Restate each entry word for word, leaving nothing out.

+++

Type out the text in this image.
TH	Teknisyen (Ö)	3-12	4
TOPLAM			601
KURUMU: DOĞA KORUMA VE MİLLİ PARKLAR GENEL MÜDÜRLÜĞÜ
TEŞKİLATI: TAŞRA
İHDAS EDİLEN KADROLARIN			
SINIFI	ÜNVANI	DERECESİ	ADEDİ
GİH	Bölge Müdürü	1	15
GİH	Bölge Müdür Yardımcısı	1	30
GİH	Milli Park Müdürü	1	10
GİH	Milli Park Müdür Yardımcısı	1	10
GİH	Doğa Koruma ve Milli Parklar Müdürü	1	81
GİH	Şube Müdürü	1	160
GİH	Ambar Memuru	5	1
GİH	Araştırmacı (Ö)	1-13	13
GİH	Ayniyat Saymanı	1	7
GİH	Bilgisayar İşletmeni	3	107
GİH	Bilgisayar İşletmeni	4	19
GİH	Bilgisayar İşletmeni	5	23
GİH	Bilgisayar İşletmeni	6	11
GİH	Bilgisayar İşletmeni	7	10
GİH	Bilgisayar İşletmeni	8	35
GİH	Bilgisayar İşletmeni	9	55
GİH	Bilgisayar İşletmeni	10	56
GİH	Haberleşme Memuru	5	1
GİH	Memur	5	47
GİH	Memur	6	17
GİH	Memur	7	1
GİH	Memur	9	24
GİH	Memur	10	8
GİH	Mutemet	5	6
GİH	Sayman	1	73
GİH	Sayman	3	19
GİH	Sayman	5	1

+++

## Task answer:
Type out the text in this image.
TH	Teknisyen (Ö)	3-12	4
TOPLAM			601
KURUMU: DOĞA KORUMA VE MİLLİ PARKLAR GENEL MÜDÜRLÜĞÜ
TEŞKİLATI: TAŞRA
İHDAS EDİLEN KADROLARIN			
SINIFI	ÜNVANI	DERECESİ	ADEDİ
GİH	Bölge Müdürü	1	15
GİH	Bölge Müdür Yardımcısı	1	30
GİH	Milli Park Müdürü	1	10
GİH	Milli Park Müdür Yardımcısı	1	10
GİH	Doğa Koruma ve Milli Parklar Müdürü	1	81
GİH	Şube Müdürü	1	160
GİH	Ambar Memuru	5	1
GİH	Araştırmacı (Ö)	1-13	13
GİH	Ayniyat Saymanı	1	7
GİH	Bilgisayar İşletmeni	3	107
GİH	Bilgisayar İşletmeni	4	19
GİH	Bilgisayar İşletmeni	5	23
GİH	Bilgisayar İşletmeni	6	11
GİH	Bilgisayar İşletmeni	7	10
GİH	Bilgisayar İşletmeni	8	35
GİH	Bilgisayar İşletmeni	9	55
GİH	Bilgisayar İşletmeni	10	56
GİH	Haberleşme Memuru	5	1
GİH	Memur	5	47
GİH	Memur	6	17
GİH	Memur	7	1
GİH	Memur	9	24
GİH	Memur	10	8
GİH	Mutemet	5	6
GİH	Sayman	1	73
GİH	Sayman	3	19
GİH	Sayman	5	1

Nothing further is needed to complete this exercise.